• Objective: Return the listing word for word, as given.

• Record list:
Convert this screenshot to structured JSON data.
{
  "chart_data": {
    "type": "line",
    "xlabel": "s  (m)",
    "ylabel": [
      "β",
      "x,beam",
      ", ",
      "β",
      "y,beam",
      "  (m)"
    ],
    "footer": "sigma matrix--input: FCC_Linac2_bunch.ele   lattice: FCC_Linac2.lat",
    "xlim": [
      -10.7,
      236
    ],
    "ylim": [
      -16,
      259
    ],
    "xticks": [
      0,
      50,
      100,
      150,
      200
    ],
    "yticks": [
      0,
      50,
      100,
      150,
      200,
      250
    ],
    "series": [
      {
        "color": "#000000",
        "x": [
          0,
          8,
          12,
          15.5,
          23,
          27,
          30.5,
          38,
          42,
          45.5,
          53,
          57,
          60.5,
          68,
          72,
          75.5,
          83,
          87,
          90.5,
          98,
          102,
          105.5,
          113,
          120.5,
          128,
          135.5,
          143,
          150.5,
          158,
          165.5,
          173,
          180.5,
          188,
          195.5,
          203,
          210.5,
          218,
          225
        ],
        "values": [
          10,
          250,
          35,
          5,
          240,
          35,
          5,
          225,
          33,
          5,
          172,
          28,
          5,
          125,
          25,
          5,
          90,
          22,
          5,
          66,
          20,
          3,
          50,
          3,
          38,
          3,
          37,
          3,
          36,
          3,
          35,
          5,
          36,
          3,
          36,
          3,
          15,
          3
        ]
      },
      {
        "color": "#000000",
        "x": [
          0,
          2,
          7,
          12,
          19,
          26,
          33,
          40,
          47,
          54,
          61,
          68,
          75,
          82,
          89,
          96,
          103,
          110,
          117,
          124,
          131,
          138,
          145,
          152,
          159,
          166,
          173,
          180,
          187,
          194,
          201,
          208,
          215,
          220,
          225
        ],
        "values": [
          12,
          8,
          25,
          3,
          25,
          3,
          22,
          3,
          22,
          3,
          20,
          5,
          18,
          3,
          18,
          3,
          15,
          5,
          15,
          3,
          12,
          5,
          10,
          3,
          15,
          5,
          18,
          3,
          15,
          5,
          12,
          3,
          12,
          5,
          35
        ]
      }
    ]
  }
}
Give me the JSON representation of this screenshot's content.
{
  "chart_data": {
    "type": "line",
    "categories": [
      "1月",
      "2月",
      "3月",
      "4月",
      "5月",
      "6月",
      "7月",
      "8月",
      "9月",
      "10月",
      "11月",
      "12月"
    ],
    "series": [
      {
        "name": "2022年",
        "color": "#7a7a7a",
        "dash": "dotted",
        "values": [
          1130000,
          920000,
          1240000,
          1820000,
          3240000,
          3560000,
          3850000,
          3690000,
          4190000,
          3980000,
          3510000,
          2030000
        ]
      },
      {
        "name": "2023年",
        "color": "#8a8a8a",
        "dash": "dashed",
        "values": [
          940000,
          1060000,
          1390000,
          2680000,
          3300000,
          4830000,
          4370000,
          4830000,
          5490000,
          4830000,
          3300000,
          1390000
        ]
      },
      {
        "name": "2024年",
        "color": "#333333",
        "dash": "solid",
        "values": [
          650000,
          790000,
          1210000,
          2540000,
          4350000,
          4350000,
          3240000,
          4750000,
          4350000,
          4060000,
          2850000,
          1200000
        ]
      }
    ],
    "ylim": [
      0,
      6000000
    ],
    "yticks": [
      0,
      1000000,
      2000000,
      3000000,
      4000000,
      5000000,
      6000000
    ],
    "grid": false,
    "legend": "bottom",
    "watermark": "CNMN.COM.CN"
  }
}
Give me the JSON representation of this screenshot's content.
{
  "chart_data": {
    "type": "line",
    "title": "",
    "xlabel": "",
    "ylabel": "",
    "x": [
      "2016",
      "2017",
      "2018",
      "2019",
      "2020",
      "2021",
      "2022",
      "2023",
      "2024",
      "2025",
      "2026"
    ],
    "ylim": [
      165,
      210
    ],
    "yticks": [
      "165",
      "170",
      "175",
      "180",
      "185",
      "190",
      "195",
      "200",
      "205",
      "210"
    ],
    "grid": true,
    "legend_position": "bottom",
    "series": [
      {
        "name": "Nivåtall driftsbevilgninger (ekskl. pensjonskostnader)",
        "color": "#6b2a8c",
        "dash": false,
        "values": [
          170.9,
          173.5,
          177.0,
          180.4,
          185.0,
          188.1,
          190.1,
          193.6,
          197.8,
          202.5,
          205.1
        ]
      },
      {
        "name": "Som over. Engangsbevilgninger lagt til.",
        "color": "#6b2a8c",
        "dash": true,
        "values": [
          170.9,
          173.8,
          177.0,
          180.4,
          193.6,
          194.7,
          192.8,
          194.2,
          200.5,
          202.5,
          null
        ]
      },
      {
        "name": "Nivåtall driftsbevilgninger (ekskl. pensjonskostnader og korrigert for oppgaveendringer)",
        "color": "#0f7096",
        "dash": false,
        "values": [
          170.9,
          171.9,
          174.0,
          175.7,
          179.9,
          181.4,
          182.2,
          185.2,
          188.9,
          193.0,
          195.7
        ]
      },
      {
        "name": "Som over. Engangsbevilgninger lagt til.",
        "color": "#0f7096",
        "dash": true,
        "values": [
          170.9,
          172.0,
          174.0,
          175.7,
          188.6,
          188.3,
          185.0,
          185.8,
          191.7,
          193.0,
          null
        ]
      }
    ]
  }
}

• Full answer:
Convert this screenshot to structured JSON data.
{
  "chart_data": {
    "type": "line",
    "xlabel": "s  (m)",
    "ylabel": [
      "β",
      "x,beam",
      ", ",
      "β",
      "y,beam",
      "  (m)"
    ],
    "footer": "sigma matrix--input: FCC_Linac2_bunch.ele   lattice: FCC_Linac2.lat",
    "xlim": [
      -10.7,
      236
    ],
    "ylim": [
      -16,
      259
    ],
    "xticks": [
      0,
      50,
      100,
      150,
      200
    ],
    "yticks": [
      0,
      50,
      100,
      150,
      200,
      250
    ],
    "series": [
      {
        "color": "#000000",
        "x": [
          0,
          8,
          12,
          15.5,
          23,
          27,
          30.5,
          38,
          42,
          45.5,
          53,
          57,
          60.5,
          68,
          72,
          75.5,
          83,
          87,
          90.5,
          98,
          102,
          105.5,
          113,
          120.5,
          128,
          135.5,
          143,
          150.5,
          158,
          165.5,
          173,
          180.5,
          188,
          195.5,
          203,
          210.5,
          218,
          225
        ],
        "values": [
          10,
          250,
          35,
          5,
          240,
          35,
          5,
          225,
          33,
          5,
          172,
          28,
          5,
          125,
          25,
          5,
          90,
          22,
          5,
          66,
          20,
          3,
          50,
          3,
          38,
          3,
          37,
          3,
          36,
          3,
          35,
          5,
          36,
          3,
          36,
          3,
          15,
          3
        ]
      },
      {
        "color": "#000000",
        "x": [
          0,
          2,
          7,
          12,
          19,
          26,
          33,
          40,
          47,
          54,
          61,
          68,
          75,
          82,
          89,
          96,
          103,
          110,
          117,
          124,
          131,
          138,
          145,
          152,
          159,
          166,
          173,
          180,
          187,
          194,
          201,
          208,
          215,
          220,
          225
        ],
        "values": [
          12,
          8,
          25,
          3,
          25,
          3,
          22,
          3,
          22,
          3,
          20,
          5,
          18,
          3,
          18,
          3,
          15,
          5,
          15,
          3,
          12,
          5,
          10,
          3,
          15,
          5,
          18,
          3,
          15,
          5,
          12,
          3,
          12,
          5,
          35
        ]
      }
    ]
  }
}
Give me the JSON representation of this screenshot's content.
{
  "chart_data": {
    "type": "line",
    "categories": [
      "1月",
      "2月",
      "3月",
      "4月",
      "5月",
      "6月",
      "7月",
      "8月",
      "9月",
      "10月",
      "11月",
      "12月"
    ],
    "series": [
      {
        "name": "2022年",
        "color": "#7a7a7a",
        "dash": "dotted",
        "values": [
          1130000,
          920000,
          1240000,
          1820000,
          3240000,
          3560000,
          3850000,
          3690000,
          4190000,
          3980000,
          3510000,
          2030000
        ]
      },
      {
        "name": "2023年",
        "color": "#8a8a8a",
        "dash": "dashed",
        "values": [
          940000,
          1060000,
          1390000,
          2680000,
          3300000,
          4830000,
          4370000,
          4830000,
          5490000,
          4830000,
          3300000,
          1390000
        ]
      },
      {
        "name": "2024年",
        "color": "#333333",
        "dash": "solid",
        "values": [
          650000,
          790000,
          1210000,
          2540000,
          4350000,
          4350000,
          3240000,
          4750000,
          4350000,
          4060000,
          2850000,
          1200000
        ]
      }
    ],
    "ylim": [
      0,
      6000000
    ],
    "yticks": [
      0,
      1000000,
      2000000,
      3000000,
      4000000,
      5000000,
      6000000
    ],
    "grid": false,
    "legend": "bottom",
    "watermark": "CNMN.COM.CN"
  }
}
Give me the JSON representation of this screenshot's content.
{
  "chart_data": {
    "type": "line",
    "title": "",
    "xlabel": "",
    "ylabel": "",
    "x": [
      "2016",
      "2017",
      "2018",
      "2019",
      "2020",
      "2021",
      "2022",
      "2023",
      "2024",
      "2025",
      "2026"
    ],
    "ylim": [
      165,
      210
    ],
    "yticks": [
      "165",
      "170",
      "175",
      "180",
      "185",
      "190",
      "195",
      "200",
      "205",
      "210"
    ],
    "grid": true,
    "legend_position": "bottom",
    "series": [
      {
        "name": "Nivåtall driftsbevilgninger (ekskl. pensjonskostnader)",
        "color": "#6b2a8c",
        "dash": false,
        "values": [
          170.9,
          173.5,
          177.0,
          180.4,
          185.0,
          188.1,
          190.1,
          193.6,
          197.8,
          202.5,
          205.1
        ]
      },
      {
        "name": "Som over. Engangsbevilgninger lagt til.",
        "color": "#6b2a8c",
        "dash": true,
        "values": [
          170.9,
          173.8,
          177.0,
          180.4,
          193.6,
          194.7,
          192.8,
          194.2,
          200.5,
          202.5,
          null
        ]
      },
      {
        "name": "Nivåtall driftsbevilgninger (ekskl. pensjonskostnader og korrigert for oppgaveendringer)",
        "color": "#0f7096",
        "dash": false,
        "values": [
          170.9,
          171.9,
          174.0,
          175.7,
          179.9,
          181.4,
          182.2,
          185.2,
          188.9,
          193.0,
          195.7
        ]
      },
      {
        "name": "Som over. Engangsbevilgninger lagt til.",
        "color": "#0f7096",
        "dash": true,
        "values": [
          170.9,
          172.0,
          174.0,
          175.7,
          188.6,
          188.3,
          185.0,
          185.8,
          191.7,
          193.0,
          null
        ]
      }
    ]
  }
}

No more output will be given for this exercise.